** Opening Data provided block **
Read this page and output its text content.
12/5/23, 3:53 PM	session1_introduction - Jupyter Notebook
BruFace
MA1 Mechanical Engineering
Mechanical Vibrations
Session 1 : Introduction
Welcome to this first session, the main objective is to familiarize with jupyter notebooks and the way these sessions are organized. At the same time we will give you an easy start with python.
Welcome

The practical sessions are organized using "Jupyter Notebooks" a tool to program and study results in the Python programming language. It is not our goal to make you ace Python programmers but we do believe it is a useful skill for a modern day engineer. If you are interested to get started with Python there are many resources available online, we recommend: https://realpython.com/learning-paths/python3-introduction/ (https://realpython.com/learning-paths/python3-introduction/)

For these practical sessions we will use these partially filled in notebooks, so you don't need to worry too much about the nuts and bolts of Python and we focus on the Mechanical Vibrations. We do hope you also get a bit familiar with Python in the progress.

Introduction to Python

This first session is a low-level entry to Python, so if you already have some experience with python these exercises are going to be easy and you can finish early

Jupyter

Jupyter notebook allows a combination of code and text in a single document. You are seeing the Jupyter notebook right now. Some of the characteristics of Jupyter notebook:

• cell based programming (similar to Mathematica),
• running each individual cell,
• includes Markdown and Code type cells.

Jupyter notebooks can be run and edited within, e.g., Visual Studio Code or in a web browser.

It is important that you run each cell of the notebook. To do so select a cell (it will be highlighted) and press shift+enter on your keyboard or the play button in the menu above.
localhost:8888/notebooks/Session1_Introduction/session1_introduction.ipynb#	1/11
** Closing Data provided block **
— Problem to work on —
If a line in the material contains the word "each", copy that line.

— Response for this exercise —
• running each individual cell,
It is important that you run each cell of the notebook. To do so select a cell (it will be highlighted) and press shift+enter on your keyboard or the play button in the menu above.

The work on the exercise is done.